_AVAILABLE RECORDS_
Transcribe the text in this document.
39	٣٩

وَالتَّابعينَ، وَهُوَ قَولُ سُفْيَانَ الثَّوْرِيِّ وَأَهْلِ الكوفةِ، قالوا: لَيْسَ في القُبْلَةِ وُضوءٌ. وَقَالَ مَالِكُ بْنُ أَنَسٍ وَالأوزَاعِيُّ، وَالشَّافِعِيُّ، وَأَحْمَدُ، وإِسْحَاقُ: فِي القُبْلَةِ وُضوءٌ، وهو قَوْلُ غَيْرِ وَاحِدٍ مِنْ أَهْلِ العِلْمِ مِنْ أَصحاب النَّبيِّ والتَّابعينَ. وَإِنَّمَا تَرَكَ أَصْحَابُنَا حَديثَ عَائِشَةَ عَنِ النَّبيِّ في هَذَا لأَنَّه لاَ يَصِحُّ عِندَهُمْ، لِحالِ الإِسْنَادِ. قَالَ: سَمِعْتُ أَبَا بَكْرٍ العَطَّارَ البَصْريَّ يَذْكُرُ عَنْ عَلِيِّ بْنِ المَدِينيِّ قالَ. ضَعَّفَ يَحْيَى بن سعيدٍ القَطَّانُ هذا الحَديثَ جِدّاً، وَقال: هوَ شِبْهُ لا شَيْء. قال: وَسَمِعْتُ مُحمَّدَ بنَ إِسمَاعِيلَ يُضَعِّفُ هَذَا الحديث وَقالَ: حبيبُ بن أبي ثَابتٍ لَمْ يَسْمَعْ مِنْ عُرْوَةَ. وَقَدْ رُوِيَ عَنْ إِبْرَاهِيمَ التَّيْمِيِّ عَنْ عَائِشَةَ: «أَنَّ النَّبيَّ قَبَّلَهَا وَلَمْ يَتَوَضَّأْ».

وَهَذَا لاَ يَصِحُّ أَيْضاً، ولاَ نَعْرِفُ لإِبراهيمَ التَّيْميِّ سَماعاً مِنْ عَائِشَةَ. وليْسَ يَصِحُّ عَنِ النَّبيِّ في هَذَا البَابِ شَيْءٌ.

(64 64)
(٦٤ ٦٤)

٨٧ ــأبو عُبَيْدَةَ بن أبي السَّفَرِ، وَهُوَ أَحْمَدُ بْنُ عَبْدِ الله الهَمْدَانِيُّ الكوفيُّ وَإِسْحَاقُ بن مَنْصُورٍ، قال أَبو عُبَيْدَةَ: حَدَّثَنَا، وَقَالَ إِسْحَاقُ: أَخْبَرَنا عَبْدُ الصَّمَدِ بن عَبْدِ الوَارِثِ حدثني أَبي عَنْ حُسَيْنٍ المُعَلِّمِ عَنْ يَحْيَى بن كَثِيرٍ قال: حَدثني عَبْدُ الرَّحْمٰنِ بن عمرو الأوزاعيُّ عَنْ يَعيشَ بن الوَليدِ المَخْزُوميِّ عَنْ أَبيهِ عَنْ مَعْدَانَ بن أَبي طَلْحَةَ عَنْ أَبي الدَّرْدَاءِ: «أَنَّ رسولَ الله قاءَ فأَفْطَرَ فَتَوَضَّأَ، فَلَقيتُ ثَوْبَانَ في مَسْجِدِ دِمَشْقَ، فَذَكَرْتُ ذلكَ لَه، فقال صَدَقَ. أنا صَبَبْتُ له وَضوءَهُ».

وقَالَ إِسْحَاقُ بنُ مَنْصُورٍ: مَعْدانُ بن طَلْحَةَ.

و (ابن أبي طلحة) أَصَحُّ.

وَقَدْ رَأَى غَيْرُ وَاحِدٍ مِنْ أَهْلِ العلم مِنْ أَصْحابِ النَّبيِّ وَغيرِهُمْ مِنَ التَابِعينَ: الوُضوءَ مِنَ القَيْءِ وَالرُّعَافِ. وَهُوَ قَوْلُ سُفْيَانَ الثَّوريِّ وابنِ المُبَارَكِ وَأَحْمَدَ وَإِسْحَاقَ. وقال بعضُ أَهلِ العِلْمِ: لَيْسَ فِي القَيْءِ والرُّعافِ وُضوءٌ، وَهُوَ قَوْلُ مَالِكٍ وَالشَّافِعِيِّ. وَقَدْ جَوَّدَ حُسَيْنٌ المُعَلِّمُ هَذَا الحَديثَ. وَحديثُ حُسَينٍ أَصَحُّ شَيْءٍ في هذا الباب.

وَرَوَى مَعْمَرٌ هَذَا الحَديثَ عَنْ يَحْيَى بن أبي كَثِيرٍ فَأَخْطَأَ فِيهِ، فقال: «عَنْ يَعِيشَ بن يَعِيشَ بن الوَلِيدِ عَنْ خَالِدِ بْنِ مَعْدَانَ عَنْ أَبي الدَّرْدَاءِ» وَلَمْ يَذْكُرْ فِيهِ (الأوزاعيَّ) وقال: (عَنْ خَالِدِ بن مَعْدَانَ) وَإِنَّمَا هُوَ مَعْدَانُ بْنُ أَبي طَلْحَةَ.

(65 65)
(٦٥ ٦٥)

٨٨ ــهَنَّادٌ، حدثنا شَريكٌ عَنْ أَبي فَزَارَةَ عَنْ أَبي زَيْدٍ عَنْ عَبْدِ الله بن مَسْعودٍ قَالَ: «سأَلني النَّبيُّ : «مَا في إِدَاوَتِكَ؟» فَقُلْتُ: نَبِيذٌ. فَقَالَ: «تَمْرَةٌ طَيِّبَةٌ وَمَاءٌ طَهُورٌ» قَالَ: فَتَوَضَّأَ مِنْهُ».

_TASK GOAL_
Copy out each line exactly as written.

_RESULT FOR THIS EXERCISE_
Transcribe the text in this document.
39	٣٩

وَالتَّابعينَ، وَهُوَ قَولُ سُفْيَانَ الثَّوْرِيِّ وَأَهْلِ الكوفةِ، قالوا: لَيْسَ في القُبْلَةِ وُضوءٌ. وَقَالَ مَالِكُ بْنُ أَنَسٍ وَالأوزَاعِيُّ، وَالشَّافِعِيُّ، وَأَحْمَدُ، وإِسْحَاقُ: فِي القُبْلَةِ وُضوءٌ، وهو قَوْلُ غَيْرِ وَاحِدٍ مِنْ أَهْلِ العِلْمِ مِنْ أَصحاب النَّبيِّ والتَّابعينَ. وَإِنَّمَا تَرَكَ أَصْحَابُنَا حَديثَ عَائِشَةَ عَنِ النَّبيِّ في هَذَا لأَنَّه لاَ يَصِحُّ عِندَهُمْ، لِحالِ الإِسْنَادِ. قَالَ: سَمِعْتُ أَبَا بَكْرٍ العَطَّارَ البَصْريَّ يَذْكُرُ عَنْ عَلِيِّ بْنِ المَدِينيِّ قالَ. ضَعَّفَ يَحْيَى بن سعيدٍ القَطَّانُ هذا الحَديثَ جِدّاً، وَقال: هوَ شِبْهُ لا شَيْء. قال: وَسَمِعْتُ مُحمَّدَ بنَ إِسمَاعِيلَ يُضَعِّفُ هَذَا الحديث وَقالَ: حبيبُ بن أبي ثَابتٍ لَمْ يَسْمَعْ مِنْ عُرْوَةَ. وَقَدْ رُوِيَ عَنْ إِبْرَاهِيمَ التَّيْمِيِّ عَنْ عَائِشَةَ: «أَنَّ النَّبيَّ قَبَّلَهَا وَلَمْ يَتَوَضَّأْ».

وَهَذَا لاَ يَصِحُّ أَيْضاً، ولاَ نَعْرِفُ لإِبراهيمَ التَّيْميِّ سَماعاً مِنْ عَائِشَةَ. وليْسَ يَصِحُّ عَنِ النَّبيِّ في هَذَا البَابِ شَيْءٌ.

(64 64)
(٦٤ ٦٤)

٨٧ ــأبو عُبَيْدَةَ بن أبي السَّفَرِ، وَهُوَ أَحْمَدُ بْنُ عَبْدِ الله الهَمْدَانِيُّ الكوفيُّ وَإِسْحَاقُ بن مَنْصُورٍ، قال أَبو عُبَيْدَةَ: حَدَّثَنَا، وَقَالَ إِسْحَاقُ: أَخْبَرَنا عَبْدُ الصَّمَدِ بن عَبْدِ الوَارِثِ حدثني أَبي عَنْ حُسَيْنٍ المُعَلِّمِ عَنْ يَحْيَى بن كَثِيرٍ قال: حَدثني عَبْدُ الرَّحْمٰنِ بن عمرو الأوزاعيُّ عَنْ يَعيشَ بن الوَليدِ المَخْزُوميِّ عَنْ أَبيهِ عَنْ مَعْدَانَ بن أَبي طَلْحَةَ عَنْ أَبي الدَّرْدَاءِ: «أَنَّ رسولَ الله قاءَ فأَفْطَرَ فَتَوَضَّأَ، فَلَقيتُ ثَوْبَانَ في مَسْجِدِ دِمَشْقَ، فَذَكَرْتُ ذلكَ لَه، فقال صَدَقَ. أنا صَبَبْتُ له وَضوءَهُ».

وقَالَ إِسْحَاقُ بنُ مَنْصُورٍ: مَعْدانُ بن طَلْحَةَ.

و (ابن أبي طلحة) أَصَحُّ.

وَقَدْ رَأَى غَيْرُ وَاحِدٍ مِنْ أَهْلِ العلم مِنْ أَصْحابِ النَّبيِّ وَغيرِهُمْ مِنَ التَابِعينَ: الوُضوءَ مِنَ القَيْءِ وَالرُّعَافِ. وَهُوَ قَوْلُ سُفْيَانَ الثَّوريِّ وابنِ المُبَارَكِ وَأَحْمَدَ وَإِسْحَاقَ. وقال بعضُ أَهلِ العِلْمِ: لَيْسَ فِي القَيْءِ والرُّعافِ وُضوءٌ، وَهُوَ قَوْلُ مَالِكٍ وَالشَّافِعِيِّ. وَقَدْ جَوَّدَ حُسَيْنٌ المُعَلِّمُ هَذَا الحَديثَ. وَحديثُ حُسَينٍ أَصَحُّ شَيْءٍ في هذا الباب.

وَرَوَى مَعْمَرٌ هَذَا الحَديثَ عَنْ يَحْيَى بن أبي كَثِيرٍ فَأَخْطَأَ فِيهِ، فقال: «عَنْ يَعِيشَ بن يَعِيشَ بن الوَلِيدِ عَنْ خَالِدِ بْنِ مَعْدَانَ عَنْ أَبي الدَّرْدَاءِ» وَلَمْ يَذْكُرْ فِيهِ (الأوزاعيَّ) وقال: (عَنْ خَالِدِ بن مَعْدَانَ) وَإِنَّمَا هُوَ مَعْدَانُ بْنُ أَبي طَلْحَةَ.

(65 65)
(٦٥ ٦٥)

٨٨ ــهَنَّادٌ، حدثنا شَريكٌ عَنْ أَبي فَزَارَةَ عَنْ أَبي زَيْدٍ عَنْ عَبْدِ الله بن مَسْعودٍ قَالَ: «سأَلني النَّبيُّ : «مَا في إِدَاوَتِكَ؟» فَقُلْتُ: نَبِيذٌ. فَقَالَ: «تَمْرَةٌ طَيِّبَةٌ وَمَاءٌ طَهُورٌ» قَالَ: فَتَوَضَّأَ مِنْهُ».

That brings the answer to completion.